- REQUIRED TASK
Find and copy every line in the records that includes the string "puzdra".

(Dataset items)
────────
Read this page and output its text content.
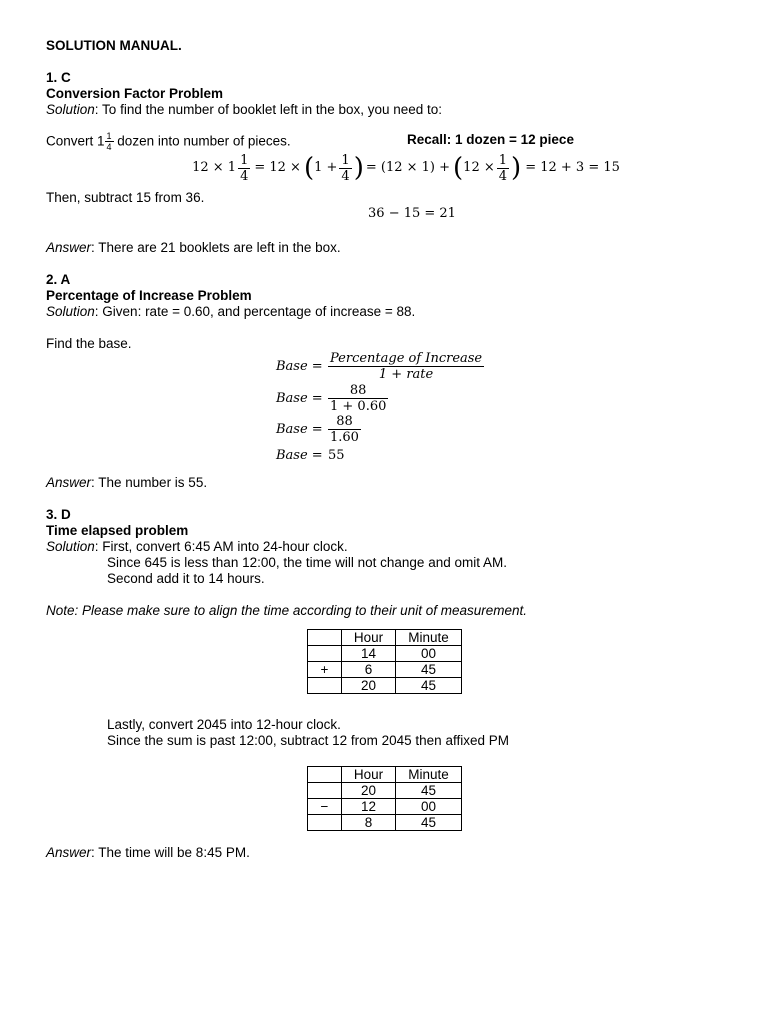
SOLUTION MANUAL.
1. C
Conversion Factor Problem
Solution: To find the number of booklet left in the box, you need to:
Convert $1 \frac{1}{4}$ dozen into number of pieces.	Recall: 1 dozen = 12 piece
$12 \times 1 \frac{1}{4} = 12$ × ( $1 + \frac{1}{4}$ ) = (12 × 1) + ( $12 \times \frac{1}{4}$ ) = 12 + 3 = 15
Then, subtract 15 from 36.
36 − 15 = 21
Answer: There are 21 booklets are left in the box.
2. A
Percentage of Increase Problem
Solution: Given: rate = 0.60, and percentage of increase = 88.
Find the base.
Base = $\frac{\text{Percentage of Increase}}{\text{1 + rate}}$
Base = $\frac{88}{1 + 0.60}$
Base = $\frac{88}{1.60}$
Base = 55
Answer: The number is 55.
3. D
Time elapsed problem
Solution: First, convert 6:45 AM into 24-hour clock.
Since 645 is less than 12:00, the time will not change and omit AM.
Second add it to 14 hours.
Note: Please make sure to align the time according to their unit of measurement.
	Hour	Minute
	14	00
+	6	45
	20	45
Lastly, convert 2045 into 12-hour clock.
Since the sum is past 12:00, subtract 12 from 2045 then affixed PM
	Hour	Minute
	20	45
−	12	00
	8	45
Answer: The time will be 8:45 PM.
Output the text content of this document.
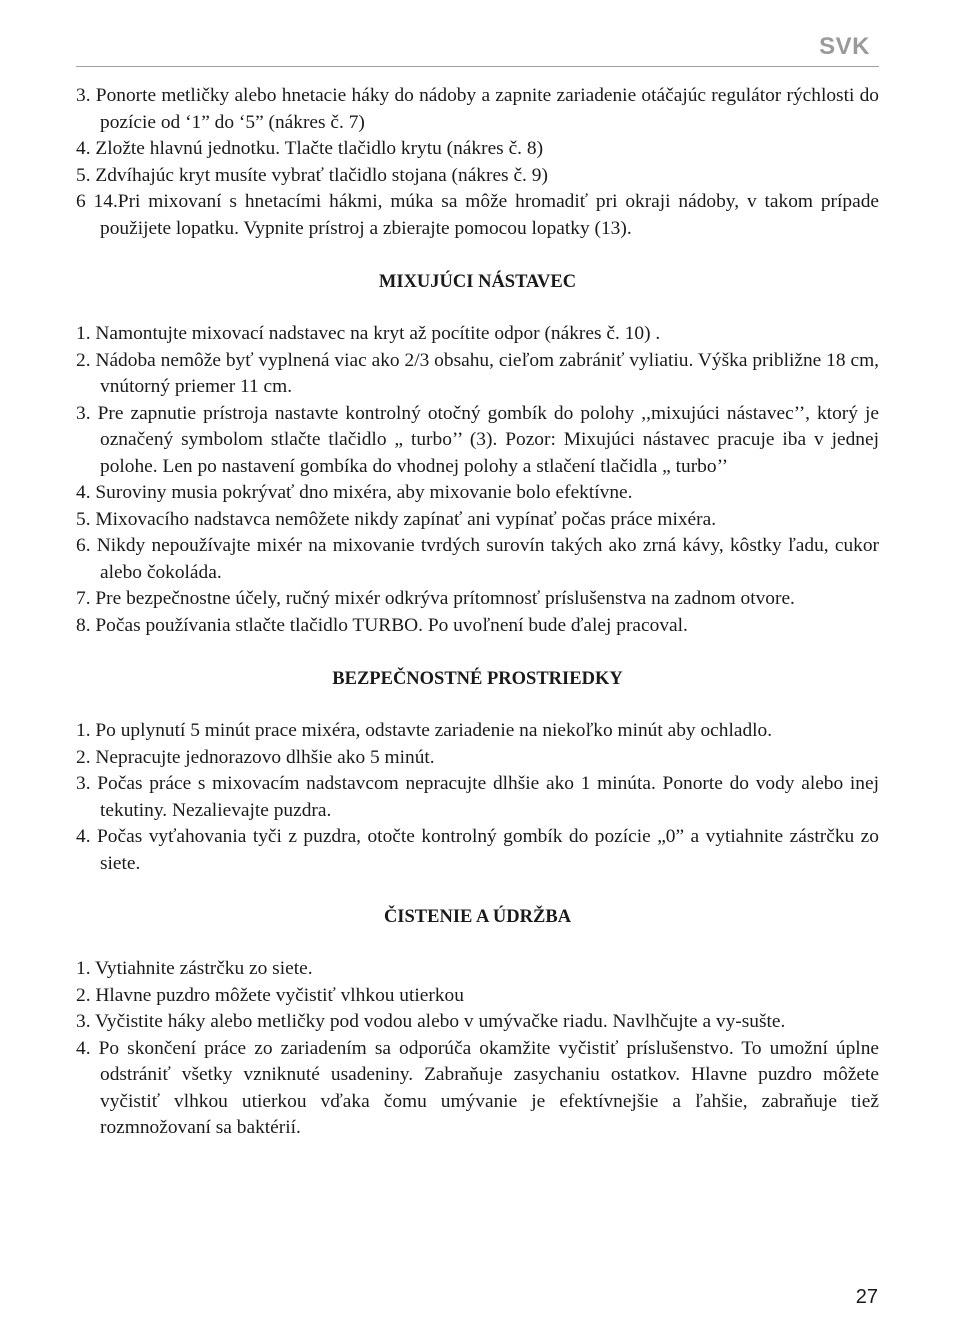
SVK

3. Ponorte metličky alebo hnetacie háky do nádoby a zapnite zariadenie otáčajúc regulátor rýchlosti do pozície od ‘1” do ‘5” (nákres č. 7)

4. Zložte hlavnú jednotku. Tlačte tlačidlo krytu (nákres č. 8)

5. Zdvíhajúc kryt musíte vybrať tlačidlo stojana (nákres č. 9)

6 14.Pri mixovaní s hnetacími hákmi, múka sa môže hromadiť pri okraji nádoby, v takom prípade použijete lopatku. Vypnite prístroj a zbierajte pomocou lopatky (13).

MIXUJÚCI NÁSTAVEC

1. Namontujte mixovací nadstavec na kryt až pocítite odpor (nákres č. 10) .

2. Nádoba nemôže byť vyplnená viac ako 2/3 obsahu, cieľom zabrániť vyliatiu. Výška približne 18 cm, vnútorný priemer 11 cm.

3. Pre zapnutie prístroja nastavte kontrolný otočný gombík do polohy ,,mixujúci nástavec’’, ktorý je označený symbolom stlačte tlačidlo „ turbo’’ (3). Pozor: Mixujúci nástavec pracuje iba v jednej polohe. Len po nastavení gombíka do vhodnej polohy a stlačení tlačidla „ turbo’’

4. Suroviny musia pokrývať dno mixéra, aby mixovanie bolo efektívne.

5. Mixovacího nadstavca nemôžete nikdy zapínať ani vypínať počas práce mixéra.

6. Nikdy nepoužívajte mixér na mixovanie tvrdých surovín takých ako zrná kávy, kôstky ľadu, cukor alebo čokoláda.

7. Pre bezpečnostne účely, ručný mixér odkrýva prítomnosť príslušenstva na zadnom otvore.

8. Počas používania stlačte tlačidlo TURBO. Po uvoľnení bude ďalej pracoval.

BEZPEČNOSTNÉ PROSTRIEDKY

1. Po uplynutí 5 minút prace mixéra, odstavte zariadenie na niekoľko minút aby ochladlo.

2. Nepracujte jednorazovo dlhšie ako 5 minút.

3. Počas práce s mixovacím nadstavcom nepracujte dlhšie ako 1 minúta. Ponorte do vody alebo inej tekutiny. Nezalievajte puzdra.

4. Počas vyťahovania tyči z puzdra, otočte kontrolný gombík do pozície „0” a vytiahnite zástrčku zo siete.

ČISTENIE A ÚDRŽBA

1. Vytiahnite zástrčku zo siete.

2. Hlavne puzdro môžete vyčistiť vlhkou utierkou

3. Vyčistite háky alebo metličky pod vodou alebo v umývačke riadu. Navlhčujte a vy-sušte.

4. Po skončení práce zo zariadením sa odporúča okamžite vyčistiť príslušenstvo. To umožní úplne odstrániť všetky vzniknuté usadeniny. Zabraňuje zasychaniu ostatkov. Hlavne puzdro môžete vyčistiť vlhkou utierkou vďaka čomu umývanie je efektívnejšie a ľahšie, zabraňuje tiež rozmnožovaní sa baktérií.

27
────────
- TASK SOLUTION
3. Počas práce s mixovacím nadstavcom nepracujte dlhšie ako 1 minúta. Ponorte do vody alebo inej tekutiny. Nezalievajte puzdra.
4. Počas vyťahovania tyči z puzdra, otočte kontrolný gombík do pozície „0” a vytiahnite zástrčku zo siete.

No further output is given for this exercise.